# [What you need to do]
Retype the records that come next, word for word.

▬▬▬▬▬▬

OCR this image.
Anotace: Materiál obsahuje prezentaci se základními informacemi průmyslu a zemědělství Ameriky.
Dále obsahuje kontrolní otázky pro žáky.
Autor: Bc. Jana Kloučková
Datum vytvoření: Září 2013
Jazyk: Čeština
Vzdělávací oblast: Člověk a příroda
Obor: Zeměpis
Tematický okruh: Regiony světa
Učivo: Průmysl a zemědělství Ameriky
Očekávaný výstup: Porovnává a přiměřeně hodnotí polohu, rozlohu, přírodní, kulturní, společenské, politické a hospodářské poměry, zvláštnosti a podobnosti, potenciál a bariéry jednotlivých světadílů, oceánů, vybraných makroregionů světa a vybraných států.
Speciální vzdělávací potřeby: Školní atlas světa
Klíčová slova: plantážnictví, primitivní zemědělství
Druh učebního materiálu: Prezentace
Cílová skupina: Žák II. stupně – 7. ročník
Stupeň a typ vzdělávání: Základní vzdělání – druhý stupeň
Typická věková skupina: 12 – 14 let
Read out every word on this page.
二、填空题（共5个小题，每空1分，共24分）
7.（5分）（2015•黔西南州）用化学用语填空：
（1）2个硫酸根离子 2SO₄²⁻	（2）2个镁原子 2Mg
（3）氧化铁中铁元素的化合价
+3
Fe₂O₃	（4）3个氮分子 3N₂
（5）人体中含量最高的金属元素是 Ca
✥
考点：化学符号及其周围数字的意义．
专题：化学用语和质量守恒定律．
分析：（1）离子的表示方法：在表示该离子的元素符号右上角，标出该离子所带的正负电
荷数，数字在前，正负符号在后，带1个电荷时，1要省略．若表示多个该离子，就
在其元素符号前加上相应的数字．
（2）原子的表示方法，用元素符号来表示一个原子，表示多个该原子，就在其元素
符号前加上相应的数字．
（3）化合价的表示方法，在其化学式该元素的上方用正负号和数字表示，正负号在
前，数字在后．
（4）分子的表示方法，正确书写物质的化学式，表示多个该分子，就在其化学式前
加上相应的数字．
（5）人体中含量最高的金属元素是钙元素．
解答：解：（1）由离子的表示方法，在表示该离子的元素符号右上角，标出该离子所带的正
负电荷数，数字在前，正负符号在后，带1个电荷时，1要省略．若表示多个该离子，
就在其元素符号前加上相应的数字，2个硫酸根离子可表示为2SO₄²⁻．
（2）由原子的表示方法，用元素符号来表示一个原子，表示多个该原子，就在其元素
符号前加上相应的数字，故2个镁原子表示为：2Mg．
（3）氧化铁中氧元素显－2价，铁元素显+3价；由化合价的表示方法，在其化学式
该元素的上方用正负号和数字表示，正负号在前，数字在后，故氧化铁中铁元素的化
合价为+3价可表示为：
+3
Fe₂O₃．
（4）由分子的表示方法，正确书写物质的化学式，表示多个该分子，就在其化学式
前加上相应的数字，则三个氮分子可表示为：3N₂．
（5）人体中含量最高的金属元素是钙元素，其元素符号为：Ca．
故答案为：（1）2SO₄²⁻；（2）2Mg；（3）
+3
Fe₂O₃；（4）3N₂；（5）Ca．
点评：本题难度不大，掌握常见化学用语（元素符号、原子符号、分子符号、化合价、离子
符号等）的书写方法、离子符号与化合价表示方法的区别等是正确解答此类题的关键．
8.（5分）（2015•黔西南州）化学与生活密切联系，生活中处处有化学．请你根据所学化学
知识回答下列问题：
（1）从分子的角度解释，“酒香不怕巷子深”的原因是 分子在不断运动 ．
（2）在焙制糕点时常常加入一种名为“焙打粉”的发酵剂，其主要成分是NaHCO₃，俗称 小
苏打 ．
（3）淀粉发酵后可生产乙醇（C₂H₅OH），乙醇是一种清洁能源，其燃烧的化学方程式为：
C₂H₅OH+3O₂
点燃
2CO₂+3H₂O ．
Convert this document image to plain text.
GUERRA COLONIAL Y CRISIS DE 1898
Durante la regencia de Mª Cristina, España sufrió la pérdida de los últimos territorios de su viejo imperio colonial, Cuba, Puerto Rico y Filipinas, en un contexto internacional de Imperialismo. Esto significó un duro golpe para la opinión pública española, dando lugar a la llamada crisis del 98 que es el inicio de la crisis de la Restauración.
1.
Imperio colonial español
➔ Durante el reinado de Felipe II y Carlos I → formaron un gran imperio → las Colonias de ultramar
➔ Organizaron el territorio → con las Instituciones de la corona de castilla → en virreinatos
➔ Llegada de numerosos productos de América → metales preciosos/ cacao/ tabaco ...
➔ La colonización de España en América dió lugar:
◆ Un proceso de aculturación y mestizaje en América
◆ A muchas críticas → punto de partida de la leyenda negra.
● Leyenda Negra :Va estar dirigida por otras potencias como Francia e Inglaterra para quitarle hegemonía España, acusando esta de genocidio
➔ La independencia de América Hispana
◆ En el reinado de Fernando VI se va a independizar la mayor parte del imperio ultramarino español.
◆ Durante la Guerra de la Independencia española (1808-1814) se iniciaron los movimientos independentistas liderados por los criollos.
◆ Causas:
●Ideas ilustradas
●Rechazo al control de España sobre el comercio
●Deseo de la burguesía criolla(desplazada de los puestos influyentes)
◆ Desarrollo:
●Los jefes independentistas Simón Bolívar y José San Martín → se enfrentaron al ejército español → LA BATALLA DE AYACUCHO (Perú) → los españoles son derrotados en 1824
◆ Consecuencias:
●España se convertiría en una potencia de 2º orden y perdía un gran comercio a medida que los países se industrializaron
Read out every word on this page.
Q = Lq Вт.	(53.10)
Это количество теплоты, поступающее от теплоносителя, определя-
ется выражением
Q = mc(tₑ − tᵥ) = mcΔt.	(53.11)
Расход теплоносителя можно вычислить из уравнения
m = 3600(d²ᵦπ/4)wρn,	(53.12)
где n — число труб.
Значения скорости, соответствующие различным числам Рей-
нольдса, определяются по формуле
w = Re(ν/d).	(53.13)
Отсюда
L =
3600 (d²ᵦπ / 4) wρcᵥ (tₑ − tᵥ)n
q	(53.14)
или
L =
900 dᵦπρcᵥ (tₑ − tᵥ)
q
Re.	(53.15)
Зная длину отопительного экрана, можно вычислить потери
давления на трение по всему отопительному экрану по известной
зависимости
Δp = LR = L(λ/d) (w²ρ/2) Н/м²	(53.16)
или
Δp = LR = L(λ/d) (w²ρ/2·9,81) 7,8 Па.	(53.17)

▬▬▬▬▬▬

# [Output for this task]
OCR this image.
Anotace: Materiál obsahuje prezentaci se základními informacemi průmyslu a zemědělství Ameriky.
Dále obsahuje kontrolní otázky pro žáky.
Autor: Bc. Jana Kloučková
Datum vytvoření: Září 2013
Jazyk: Čeština
Vzdělávací oblast: Člověk a příroda
Obor: Zeměpis
Tematický okruh: Regiony světa
Učivo: Průmysl a zemědělství Ameriky
Očekávaný výstup: Porovnává a přiměřeně hodnotí polohu, rozlohu, přírodní, kulturní, společenské, politické a hospodářské poměry, zvláštnosti a podobnosti, potenciál a bariéry jednotlivých světadílů, oceánů, vybraných makroregionů světa a vybraných států.
Speciální vzdělávací potřeby: Školní atlas světa
Klíčová slova: plantážnictví, primitivní zemědělství
Druh učebního materiálu: Prezentace
Cílová skupina: Žák II. stupně – 7. ročník
Stupeň a typ vzdělávání: Základní vzdělání – druhý stupeň
Typická věková skupina: 12 – 14 let
Read out every word on this page.
二、填空题（共5个小题，每空1分，共24分）
7.（5分）（2015•黔西南州）用化学用语填空：
（1）2个硫酸根离子 2SO₄²⁻	（2）2个镁原子 2Mg
（3）氧化铁中铁元素的化合价
+3
Fe₂O₃	（4）3个氮分子 3N₂
（5）人体中含量最高的金属元素是 Ca
✥
考点：化学符号及其周围数字的意义．
专题：化学用语和质量守恒定律．
分析：（1）离子的表示方法：在表示该离子的元素符号右上角，标出该离子所带的正负电
荷数，数字在前，正负符号在后，带1个电荷时，1要省略．若表示多个该离子，就
在其元素符号前加上相应的数字．
（2）原子的表示方法，用元素符号来表示一个原子，表示多个该原子，就在其元素
符号前加上相应的数字．
（3）化合价的表示方法，在其化学式该元素的上方用正负号和数字表示，正负号在
前，数字在后．
（4）分子的表示方法，正确书写物质的化学式，表示多个该分子，就在其化学式前
加上相应的数字．
（5）人体中含量最高的金属元素是钙元素．
解答：解：（1）由离子的表示方法，在表示该离子的元素符号右上角，标出该离子所带的正
负电荷数，数字在前，正负符号在后，带1个电荷时，1要省略．若表示多个该离子，
就在其元素符号前加上相应的数字，2个硫酸根离子可表示为2SO₄²⁻．
（2）由原子的表示方法，用元素符号来表示一个原子，表示多个该原子，就在其元素
符号前加上相应的数字，故2个镁原子表示为：2Mg．
（3）氧化铁中氧元素显－2价，铁元素显+3价；由化合价的表示方法，在其化学式
该元素的上方用正负号和数字表示，正负号在前，数字在后，故氧化铁中铁元素的化
合价为+3价可表示为：
+3
Fe₂O₃．
（4）由分子的表示方法，正确书写物质的化学式，表示多个该分子，就在其化学式
前加上相应的数字，则三个氮分子可表示为：3N₂．
（5）人体中含量最高的金属元素是钙元素，其元素符号为：Ca．
故答案为：（1）2SO₄²⁻；（2）2Mg；（3）
+3
Fe₂O₃；（4）3N₂；（5）Ca．
点评：本题难度不大，掌握常见化学用语（元素符号、原子符号、分子符号、化合价、离子
符号等）的书写方法、离子符号与化合价表示方法的区别等是正确解答此类题的关键．
8.（5分）（2015•黔西南州）化学与生活密切联系，生活中处处有化学．请你根据所学化学
知识回答下列问题：
（1）从分子的角度解释，“酒香不怕巷子深”的原因是 分子在不断运动 ．
（2）在焙制糕点时常常加入一种名为“焙打粉”的发酵剂，其主要成分是NaHCO₃，俗称 小
苏打 ．
（3）淀粉发酵后可生产乙醇（C₂H₅OH），乙醇是一种清洁能源，其燃烧的化学方程式为：
C₂H₅OH+3O₂
点燃
2CO₂+3H₂O ．
Convert this document image to plain text.
GUERRA COLONIAL Y CRISIS DE 1898
Durante la regencia de Mª Cristina, España sufrió la pérdida de los últimos territorios de su viejo imperio colonial, Cuba, Puerto Rico y Filipinas, en un contexto internacional de Imperialismo. Esto significó un duro golpe para la opinión pública española, dando lugar a la llamada crisis del 98 que es el inicio de la crisis de la Restauración.
1.
Imperio colonial español
➔ Durante el reinado de Felipe II y Carlos I → formaron un gran imperio → las Colonias de ultramar
➔ Organizaron el territorio → con las Instituciones de la corona de castilla → en virreinatos
➔ Llegada de numerosos productos de América → metales preciosos/ cacao/ tabaco ...
➔ La colonización de España en América dió lugar:
◆ Un proceso de aculturación y mestizaje en América
◆ A muchas críticas → punto de partida de la leyenda negra.
● Leyenda Negra :Va estar dirigida por otras potencias como Francia e Inglaterra para quitarle hegemonía España, acusando esta de genocidio
➔ La independencia de América Hispana
◆ En el reinado de Fernando VI se va a independizar la mayor parte del imperio ultramarino español.
◆ Durante la Guerra de la Independencia española (1808-1814) se iniciaron los movimientos independentistas liderados por los criollos.
◆ Causas:
●Ideas ilustradas
●Rechazo al control de España sobre el comercio
●Deseo de la burguesía criolla(desplazada de los puestos influyentes)
◆ Desarrollo:
●Los jefes independentistas Simón Bolívar y José San Martín → se enfrentaron al ejército español → LA BATALLA DE AYACUCHO (Perú) → los españoles son derrotados en 1824
◆ Consecuencias:
●España se convertiría en una potencia de 2º orden y perdía un gran comercio a medida que los países se industrializaron
Read out every word on this page.
Q = Lq Вт.	(53.10)
Это количество теплоты, поступающее от теплоносителя, определя-
ется выражением
Q = mc(tₑ − tᵥ) = mcΔt.	(53.11)
Расход теплоносителя можно вычислить из уравнения
m = 3600(d²ᵦπ/4)wρn,	(53.12)
где n — число труб.
Значения скорости, соответствующие различным числам Рей-
нольдса, определяются по формуле
w = Re(ν/d).	(53.13)
Отсюда
L =
3600 (d²ᵦπ / 4) wρcᵥ (tₑ − tᵥ)n
q	(53.14)
или
L =
900 dᵦπρcᵥ (tₑ − tᵥ)
q
Re.	(53.15)
Зная длину отопительного экрана, можно вычислить потери
давления на трение по всему отопительному экрану по известной
зависимости
Δp = LR = L(λ/d) (w²ρ/2) Н/м²	(53.16)
или
Δp = LR = L(λ/d) (w²ρ/2·9,81) 7,8 Па.	(53.17)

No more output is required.